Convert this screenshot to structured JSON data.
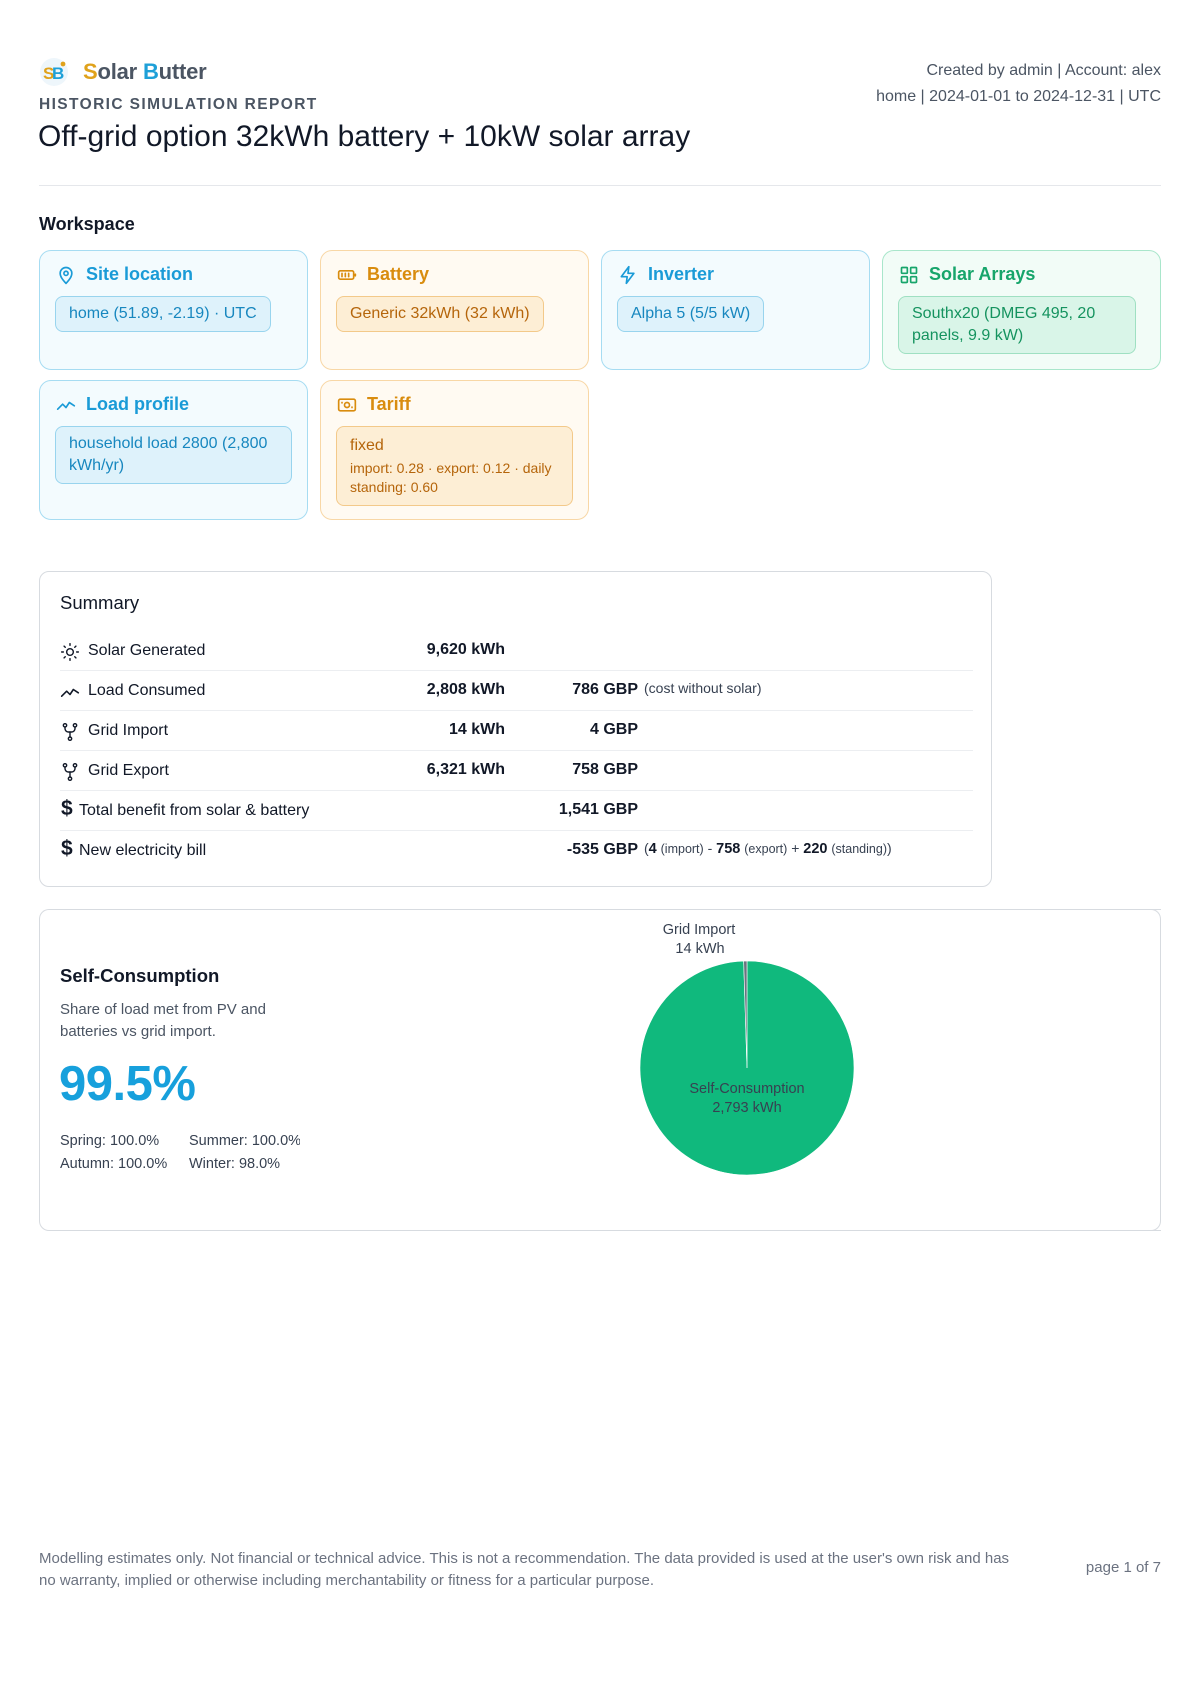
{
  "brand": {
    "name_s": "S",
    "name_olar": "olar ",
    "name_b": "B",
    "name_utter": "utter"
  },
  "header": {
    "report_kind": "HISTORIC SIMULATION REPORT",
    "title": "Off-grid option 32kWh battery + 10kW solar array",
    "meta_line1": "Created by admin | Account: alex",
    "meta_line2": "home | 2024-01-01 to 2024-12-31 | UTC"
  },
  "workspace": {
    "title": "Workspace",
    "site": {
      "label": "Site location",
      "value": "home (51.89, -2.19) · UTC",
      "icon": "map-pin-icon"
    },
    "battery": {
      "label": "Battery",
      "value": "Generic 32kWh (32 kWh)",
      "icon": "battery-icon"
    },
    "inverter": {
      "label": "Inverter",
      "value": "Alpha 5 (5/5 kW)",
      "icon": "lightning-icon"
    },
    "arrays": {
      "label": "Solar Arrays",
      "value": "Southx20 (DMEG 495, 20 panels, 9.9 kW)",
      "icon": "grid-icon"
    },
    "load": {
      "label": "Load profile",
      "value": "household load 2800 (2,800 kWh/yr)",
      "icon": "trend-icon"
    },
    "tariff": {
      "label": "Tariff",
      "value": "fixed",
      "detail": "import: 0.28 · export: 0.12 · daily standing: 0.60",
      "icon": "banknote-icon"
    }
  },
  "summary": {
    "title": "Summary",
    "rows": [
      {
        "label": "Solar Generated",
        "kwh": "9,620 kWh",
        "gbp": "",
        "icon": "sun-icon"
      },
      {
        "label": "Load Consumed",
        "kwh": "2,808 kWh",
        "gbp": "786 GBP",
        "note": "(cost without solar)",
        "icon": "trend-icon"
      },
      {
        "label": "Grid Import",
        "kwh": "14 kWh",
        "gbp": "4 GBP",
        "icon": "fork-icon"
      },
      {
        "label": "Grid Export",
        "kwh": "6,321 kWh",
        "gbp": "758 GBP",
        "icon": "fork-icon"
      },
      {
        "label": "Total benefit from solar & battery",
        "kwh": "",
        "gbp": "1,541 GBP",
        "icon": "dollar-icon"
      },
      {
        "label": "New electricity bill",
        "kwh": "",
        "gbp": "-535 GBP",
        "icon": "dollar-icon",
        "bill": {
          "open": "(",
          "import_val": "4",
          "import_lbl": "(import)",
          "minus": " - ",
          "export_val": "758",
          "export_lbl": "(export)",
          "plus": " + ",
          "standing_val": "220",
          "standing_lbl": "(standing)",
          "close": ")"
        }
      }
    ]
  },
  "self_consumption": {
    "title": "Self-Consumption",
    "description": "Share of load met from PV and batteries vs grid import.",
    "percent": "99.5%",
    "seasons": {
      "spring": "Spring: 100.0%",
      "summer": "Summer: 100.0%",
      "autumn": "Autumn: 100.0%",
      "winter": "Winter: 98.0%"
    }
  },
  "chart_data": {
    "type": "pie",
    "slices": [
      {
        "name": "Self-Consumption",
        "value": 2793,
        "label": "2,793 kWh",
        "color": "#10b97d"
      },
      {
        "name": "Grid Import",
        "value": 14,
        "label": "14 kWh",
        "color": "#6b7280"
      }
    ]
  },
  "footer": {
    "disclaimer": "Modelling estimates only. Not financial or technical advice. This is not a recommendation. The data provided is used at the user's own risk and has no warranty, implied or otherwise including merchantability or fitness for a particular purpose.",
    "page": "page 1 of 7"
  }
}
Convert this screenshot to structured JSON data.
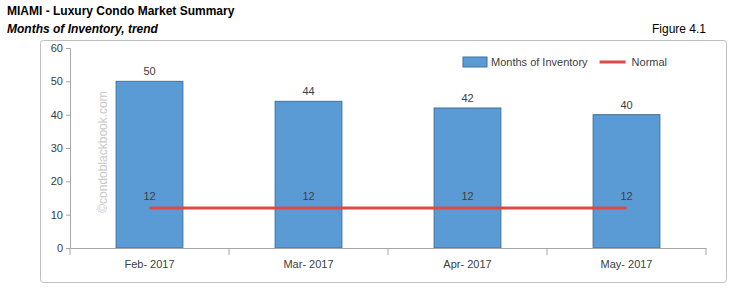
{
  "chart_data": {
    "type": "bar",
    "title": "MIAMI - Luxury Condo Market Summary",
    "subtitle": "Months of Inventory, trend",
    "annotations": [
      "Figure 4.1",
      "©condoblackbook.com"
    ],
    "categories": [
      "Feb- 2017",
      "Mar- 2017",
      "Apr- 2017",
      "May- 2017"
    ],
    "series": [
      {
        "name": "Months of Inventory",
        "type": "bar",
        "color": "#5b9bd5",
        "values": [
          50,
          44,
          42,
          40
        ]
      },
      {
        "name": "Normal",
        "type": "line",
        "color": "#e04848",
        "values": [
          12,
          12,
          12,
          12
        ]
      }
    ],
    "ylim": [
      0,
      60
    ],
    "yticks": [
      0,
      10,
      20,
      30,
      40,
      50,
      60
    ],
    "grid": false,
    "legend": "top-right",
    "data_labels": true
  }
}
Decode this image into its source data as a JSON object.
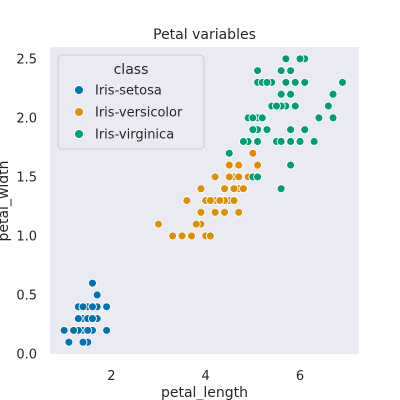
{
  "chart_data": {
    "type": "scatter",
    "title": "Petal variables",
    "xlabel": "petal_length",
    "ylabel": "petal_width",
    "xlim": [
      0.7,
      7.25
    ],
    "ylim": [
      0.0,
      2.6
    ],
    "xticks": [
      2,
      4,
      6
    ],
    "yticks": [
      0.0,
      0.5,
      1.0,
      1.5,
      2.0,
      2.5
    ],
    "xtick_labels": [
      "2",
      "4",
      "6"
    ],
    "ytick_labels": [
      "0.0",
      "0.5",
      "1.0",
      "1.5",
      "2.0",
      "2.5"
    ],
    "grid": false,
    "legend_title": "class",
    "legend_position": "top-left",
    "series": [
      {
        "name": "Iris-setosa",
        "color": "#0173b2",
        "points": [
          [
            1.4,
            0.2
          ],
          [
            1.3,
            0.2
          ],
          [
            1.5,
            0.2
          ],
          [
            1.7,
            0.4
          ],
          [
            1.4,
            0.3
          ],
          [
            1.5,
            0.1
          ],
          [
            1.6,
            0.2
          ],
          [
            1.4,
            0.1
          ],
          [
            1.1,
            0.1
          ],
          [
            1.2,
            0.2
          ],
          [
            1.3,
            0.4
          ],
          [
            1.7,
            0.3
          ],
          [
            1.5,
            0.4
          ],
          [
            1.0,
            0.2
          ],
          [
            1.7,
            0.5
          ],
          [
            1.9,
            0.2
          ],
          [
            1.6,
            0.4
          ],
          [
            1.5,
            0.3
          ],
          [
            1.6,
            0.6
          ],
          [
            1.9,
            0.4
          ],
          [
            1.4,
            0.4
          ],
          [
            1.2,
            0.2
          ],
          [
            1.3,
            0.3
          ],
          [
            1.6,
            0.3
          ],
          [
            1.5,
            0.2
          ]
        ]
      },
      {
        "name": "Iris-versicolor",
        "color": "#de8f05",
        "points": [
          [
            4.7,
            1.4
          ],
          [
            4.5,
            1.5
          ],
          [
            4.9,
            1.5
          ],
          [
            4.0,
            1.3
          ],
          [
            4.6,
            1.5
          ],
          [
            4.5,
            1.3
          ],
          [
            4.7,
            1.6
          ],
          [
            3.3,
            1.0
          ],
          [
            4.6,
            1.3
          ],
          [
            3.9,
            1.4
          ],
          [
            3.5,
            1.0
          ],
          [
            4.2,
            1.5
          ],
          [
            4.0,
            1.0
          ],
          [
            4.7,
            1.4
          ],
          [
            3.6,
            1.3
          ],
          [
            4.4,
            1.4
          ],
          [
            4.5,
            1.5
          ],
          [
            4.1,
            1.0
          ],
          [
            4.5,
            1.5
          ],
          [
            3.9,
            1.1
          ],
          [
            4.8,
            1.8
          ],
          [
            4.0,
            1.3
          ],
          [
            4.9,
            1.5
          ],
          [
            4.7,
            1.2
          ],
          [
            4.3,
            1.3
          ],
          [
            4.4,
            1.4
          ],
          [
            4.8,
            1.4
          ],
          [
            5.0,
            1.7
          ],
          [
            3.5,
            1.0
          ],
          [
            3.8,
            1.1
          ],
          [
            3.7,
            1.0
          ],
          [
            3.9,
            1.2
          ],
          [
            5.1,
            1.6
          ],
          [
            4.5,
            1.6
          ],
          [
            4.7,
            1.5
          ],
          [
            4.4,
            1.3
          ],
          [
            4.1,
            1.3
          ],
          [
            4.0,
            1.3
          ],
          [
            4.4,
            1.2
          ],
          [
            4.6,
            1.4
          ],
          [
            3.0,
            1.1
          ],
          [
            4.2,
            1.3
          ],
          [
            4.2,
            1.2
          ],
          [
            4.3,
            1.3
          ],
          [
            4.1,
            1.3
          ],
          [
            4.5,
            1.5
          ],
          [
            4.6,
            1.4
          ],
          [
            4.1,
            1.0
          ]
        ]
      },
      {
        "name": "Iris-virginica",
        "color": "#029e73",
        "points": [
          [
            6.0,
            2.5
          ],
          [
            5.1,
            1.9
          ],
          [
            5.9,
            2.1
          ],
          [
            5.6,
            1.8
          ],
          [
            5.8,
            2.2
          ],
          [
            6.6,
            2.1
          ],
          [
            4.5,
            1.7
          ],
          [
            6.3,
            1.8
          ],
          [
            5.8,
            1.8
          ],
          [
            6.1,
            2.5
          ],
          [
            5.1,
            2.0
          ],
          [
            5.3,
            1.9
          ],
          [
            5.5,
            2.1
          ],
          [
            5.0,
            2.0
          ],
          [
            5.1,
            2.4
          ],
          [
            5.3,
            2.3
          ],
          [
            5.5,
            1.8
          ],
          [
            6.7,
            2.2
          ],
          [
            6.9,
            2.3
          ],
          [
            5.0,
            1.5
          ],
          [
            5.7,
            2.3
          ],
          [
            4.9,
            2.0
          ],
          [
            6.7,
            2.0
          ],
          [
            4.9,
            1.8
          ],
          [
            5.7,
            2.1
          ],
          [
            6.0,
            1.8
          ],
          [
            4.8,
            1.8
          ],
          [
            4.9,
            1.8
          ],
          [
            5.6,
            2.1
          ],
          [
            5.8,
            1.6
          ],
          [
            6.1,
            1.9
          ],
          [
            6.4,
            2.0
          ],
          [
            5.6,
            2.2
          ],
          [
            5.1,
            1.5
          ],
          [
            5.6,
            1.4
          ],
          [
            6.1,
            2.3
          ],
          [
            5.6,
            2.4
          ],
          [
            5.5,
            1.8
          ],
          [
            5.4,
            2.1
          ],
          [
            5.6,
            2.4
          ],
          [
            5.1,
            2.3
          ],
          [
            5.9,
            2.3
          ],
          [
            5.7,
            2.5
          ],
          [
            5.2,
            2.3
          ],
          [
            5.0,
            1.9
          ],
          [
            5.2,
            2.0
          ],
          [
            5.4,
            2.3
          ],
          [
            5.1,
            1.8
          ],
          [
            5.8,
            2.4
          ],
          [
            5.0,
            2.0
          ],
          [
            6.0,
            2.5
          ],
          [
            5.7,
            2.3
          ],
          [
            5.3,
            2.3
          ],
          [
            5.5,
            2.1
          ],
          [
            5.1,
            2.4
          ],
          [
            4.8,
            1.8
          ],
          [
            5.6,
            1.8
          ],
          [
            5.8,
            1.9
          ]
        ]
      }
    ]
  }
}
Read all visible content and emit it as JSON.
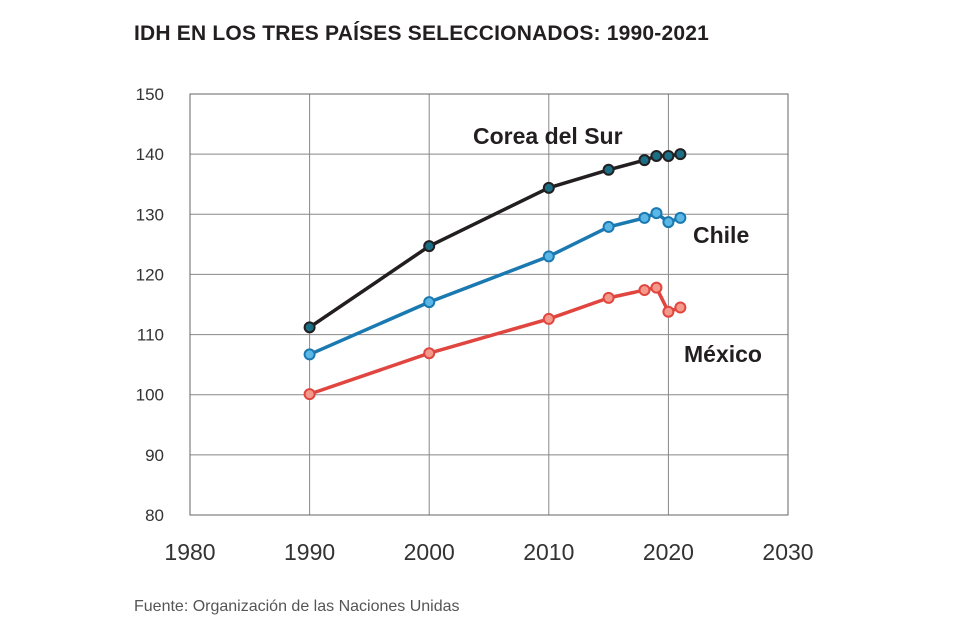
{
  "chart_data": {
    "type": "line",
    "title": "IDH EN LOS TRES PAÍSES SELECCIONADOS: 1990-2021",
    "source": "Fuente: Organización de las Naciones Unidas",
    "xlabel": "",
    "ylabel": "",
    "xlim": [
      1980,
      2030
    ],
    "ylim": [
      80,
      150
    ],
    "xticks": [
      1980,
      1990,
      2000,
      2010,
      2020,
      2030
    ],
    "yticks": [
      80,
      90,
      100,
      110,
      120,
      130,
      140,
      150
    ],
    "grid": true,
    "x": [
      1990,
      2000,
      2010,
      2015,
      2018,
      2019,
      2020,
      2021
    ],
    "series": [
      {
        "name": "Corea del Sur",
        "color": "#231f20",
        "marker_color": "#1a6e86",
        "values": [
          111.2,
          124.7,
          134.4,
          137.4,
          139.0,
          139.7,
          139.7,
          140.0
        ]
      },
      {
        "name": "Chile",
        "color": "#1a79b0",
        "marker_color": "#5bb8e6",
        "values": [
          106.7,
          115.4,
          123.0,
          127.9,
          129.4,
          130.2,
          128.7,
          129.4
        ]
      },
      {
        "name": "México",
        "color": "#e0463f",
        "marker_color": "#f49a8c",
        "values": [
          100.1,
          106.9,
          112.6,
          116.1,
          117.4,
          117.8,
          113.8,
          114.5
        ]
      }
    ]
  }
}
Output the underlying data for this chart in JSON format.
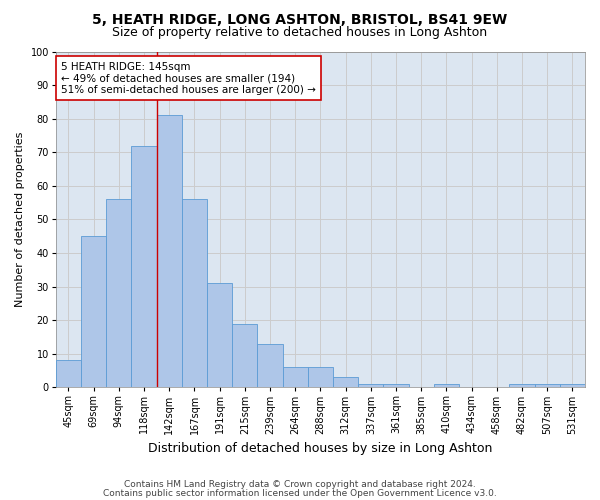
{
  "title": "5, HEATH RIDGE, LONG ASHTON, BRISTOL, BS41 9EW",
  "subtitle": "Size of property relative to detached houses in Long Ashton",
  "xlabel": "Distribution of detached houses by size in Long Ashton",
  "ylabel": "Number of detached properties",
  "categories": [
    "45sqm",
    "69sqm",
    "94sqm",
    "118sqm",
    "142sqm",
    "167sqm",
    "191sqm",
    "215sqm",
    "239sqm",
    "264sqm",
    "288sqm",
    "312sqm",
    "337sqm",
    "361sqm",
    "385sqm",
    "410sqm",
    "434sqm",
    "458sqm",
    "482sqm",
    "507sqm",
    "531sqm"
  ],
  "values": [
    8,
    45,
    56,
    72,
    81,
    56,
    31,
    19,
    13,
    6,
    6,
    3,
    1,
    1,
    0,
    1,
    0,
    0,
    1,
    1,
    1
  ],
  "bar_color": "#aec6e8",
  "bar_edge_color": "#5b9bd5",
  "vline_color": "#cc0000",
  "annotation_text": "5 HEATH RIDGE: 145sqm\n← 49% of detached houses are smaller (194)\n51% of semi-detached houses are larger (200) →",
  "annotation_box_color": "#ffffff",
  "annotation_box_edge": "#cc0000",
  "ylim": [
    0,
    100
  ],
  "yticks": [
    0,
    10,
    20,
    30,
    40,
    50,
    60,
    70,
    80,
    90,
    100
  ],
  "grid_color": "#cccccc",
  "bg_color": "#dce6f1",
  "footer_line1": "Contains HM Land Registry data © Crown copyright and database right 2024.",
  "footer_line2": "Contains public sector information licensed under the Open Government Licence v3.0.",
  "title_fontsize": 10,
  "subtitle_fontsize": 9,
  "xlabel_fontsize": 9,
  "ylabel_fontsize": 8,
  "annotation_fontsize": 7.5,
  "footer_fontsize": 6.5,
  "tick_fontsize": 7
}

-- -- --

* _Exercise directions_: Return all lines of the material above in which the word "Contains" occurs.

* _Answer below_:
  "footer_line1": "Contains HM Land Registry data © Crown copyright and database right 2024.",
  "footer_line2": "Contains public sector information licensed under the Open Government Licence v3.0.",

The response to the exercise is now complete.